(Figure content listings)

——————

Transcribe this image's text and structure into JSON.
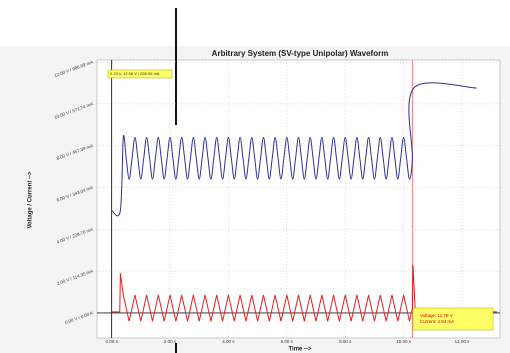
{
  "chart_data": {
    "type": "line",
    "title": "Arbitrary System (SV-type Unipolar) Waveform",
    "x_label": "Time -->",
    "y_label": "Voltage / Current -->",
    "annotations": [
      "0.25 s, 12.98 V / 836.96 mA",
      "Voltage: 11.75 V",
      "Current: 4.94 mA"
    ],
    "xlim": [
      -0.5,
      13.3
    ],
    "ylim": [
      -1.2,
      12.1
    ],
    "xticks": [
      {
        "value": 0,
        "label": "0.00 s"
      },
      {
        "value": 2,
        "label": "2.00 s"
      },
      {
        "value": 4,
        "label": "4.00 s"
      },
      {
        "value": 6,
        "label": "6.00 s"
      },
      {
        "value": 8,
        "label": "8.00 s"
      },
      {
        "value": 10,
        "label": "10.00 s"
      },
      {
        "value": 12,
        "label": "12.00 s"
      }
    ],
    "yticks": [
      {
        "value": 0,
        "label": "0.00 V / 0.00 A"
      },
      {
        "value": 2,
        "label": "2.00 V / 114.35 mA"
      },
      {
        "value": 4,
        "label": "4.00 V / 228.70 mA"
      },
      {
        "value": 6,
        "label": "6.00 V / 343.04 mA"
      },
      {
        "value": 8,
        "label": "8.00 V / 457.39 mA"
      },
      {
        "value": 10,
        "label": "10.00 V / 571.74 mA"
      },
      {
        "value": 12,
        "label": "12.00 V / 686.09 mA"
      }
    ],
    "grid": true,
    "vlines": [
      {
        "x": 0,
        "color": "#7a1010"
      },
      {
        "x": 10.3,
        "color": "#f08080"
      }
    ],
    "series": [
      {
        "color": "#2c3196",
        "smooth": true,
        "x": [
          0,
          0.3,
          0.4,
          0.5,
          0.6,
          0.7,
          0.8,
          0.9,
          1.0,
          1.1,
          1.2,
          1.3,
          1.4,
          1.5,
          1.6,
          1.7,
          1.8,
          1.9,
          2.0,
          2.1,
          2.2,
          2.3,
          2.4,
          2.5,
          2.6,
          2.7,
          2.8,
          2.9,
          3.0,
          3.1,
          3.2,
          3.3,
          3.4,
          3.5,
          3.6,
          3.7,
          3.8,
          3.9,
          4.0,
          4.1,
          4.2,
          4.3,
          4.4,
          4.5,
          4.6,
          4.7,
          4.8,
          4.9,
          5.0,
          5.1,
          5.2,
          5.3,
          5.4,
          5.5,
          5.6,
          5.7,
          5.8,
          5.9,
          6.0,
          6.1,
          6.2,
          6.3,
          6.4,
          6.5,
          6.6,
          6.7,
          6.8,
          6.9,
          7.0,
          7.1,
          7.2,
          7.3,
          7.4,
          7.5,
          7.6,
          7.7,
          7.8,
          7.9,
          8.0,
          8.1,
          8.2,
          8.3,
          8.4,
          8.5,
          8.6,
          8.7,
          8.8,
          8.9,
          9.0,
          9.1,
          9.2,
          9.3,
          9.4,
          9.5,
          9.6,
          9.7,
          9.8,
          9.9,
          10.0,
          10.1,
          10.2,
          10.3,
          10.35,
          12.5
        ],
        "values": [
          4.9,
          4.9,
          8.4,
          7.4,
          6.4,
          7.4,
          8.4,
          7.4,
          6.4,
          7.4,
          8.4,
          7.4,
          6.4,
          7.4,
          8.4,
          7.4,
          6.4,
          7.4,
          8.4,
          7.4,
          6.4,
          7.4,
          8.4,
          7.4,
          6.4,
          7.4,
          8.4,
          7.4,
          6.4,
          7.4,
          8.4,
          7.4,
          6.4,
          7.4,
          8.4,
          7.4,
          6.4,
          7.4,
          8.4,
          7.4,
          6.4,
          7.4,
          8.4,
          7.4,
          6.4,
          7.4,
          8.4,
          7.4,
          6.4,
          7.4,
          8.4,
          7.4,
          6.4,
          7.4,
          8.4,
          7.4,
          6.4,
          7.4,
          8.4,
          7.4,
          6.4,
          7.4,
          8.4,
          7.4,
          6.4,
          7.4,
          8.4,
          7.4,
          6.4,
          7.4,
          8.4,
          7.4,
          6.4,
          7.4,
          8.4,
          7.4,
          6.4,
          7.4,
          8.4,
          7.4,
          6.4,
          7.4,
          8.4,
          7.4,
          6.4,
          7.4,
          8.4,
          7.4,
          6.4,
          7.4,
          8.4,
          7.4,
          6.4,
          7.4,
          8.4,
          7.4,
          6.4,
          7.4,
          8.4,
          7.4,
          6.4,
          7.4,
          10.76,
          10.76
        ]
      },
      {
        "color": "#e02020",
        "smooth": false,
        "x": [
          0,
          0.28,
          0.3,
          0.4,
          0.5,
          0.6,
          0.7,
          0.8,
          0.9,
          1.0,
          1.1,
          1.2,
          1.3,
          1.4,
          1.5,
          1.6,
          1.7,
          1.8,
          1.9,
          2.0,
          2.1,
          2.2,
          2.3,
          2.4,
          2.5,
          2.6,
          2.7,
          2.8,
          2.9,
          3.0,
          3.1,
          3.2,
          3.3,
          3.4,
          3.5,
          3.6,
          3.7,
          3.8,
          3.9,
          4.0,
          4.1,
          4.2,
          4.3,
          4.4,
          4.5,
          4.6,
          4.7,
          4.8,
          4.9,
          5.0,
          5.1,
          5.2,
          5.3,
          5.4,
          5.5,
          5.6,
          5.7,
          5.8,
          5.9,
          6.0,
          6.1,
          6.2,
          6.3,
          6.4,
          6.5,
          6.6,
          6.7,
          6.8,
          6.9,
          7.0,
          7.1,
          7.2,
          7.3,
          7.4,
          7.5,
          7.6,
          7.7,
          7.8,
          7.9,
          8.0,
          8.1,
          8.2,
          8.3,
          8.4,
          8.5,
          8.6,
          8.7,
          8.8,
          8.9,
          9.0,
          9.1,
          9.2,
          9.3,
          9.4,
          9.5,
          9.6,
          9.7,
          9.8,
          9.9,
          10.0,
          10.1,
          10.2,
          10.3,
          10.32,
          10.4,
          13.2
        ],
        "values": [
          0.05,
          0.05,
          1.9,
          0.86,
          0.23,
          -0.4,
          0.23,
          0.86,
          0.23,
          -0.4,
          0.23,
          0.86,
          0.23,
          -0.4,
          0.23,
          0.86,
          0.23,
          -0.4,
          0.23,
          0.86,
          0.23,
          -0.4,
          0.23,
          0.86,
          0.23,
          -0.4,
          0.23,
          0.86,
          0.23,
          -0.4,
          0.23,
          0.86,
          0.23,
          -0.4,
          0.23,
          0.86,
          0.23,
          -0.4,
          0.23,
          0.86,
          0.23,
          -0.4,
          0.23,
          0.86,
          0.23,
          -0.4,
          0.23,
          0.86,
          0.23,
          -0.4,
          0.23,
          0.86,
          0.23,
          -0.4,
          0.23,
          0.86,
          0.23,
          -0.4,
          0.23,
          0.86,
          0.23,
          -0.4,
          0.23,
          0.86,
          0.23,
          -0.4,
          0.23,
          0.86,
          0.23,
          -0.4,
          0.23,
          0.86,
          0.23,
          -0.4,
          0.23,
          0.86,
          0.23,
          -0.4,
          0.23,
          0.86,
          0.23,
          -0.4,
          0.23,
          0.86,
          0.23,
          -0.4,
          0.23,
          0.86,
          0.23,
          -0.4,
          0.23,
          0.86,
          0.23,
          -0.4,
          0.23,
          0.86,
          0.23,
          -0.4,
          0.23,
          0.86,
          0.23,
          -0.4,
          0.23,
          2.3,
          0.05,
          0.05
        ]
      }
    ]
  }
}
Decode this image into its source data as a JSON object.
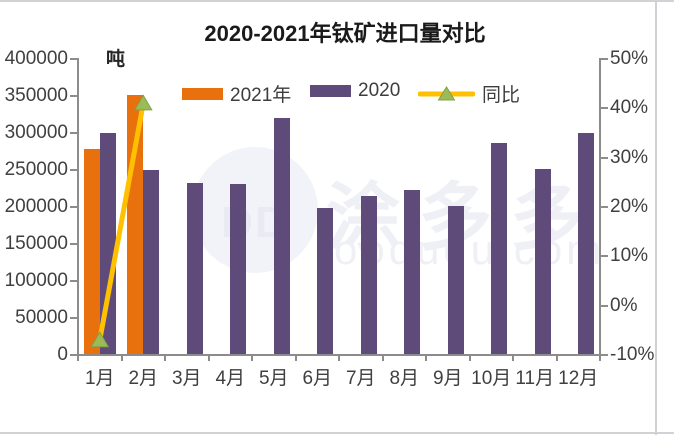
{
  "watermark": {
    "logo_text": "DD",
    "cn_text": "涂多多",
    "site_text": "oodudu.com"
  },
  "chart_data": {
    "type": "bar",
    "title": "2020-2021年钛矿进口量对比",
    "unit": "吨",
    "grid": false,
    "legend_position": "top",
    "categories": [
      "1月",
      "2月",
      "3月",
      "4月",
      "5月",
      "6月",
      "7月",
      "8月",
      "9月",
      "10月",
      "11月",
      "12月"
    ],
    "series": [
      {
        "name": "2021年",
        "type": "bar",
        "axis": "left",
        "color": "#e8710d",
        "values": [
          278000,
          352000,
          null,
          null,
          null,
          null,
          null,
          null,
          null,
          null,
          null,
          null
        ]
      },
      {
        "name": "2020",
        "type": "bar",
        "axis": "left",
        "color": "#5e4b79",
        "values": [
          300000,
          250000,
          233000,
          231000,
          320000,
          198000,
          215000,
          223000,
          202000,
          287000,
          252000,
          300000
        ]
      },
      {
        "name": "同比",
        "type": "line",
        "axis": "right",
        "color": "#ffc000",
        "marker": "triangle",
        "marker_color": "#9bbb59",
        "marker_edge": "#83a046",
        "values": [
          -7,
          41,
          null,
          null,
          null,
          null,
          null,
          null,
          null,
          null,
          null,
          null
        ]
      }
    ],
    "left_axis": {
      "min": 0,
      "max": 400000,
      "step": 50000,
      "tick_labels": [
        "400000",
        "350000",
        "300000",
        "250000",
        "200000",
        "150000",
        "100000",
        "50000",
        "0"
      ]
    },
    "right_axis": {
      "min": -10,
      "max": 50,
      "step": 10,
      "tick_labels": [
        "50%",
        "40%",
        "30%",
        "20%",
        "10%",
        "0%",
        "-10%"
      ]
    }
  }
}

——————

# [THE TASK]
From the data above, show each line that contains "title".

# [THE REPLY]
    "title": "Arbitrary System (SV-type Unipolar) Waveform",
    "title": "2020-2021年钛矿进口量对比",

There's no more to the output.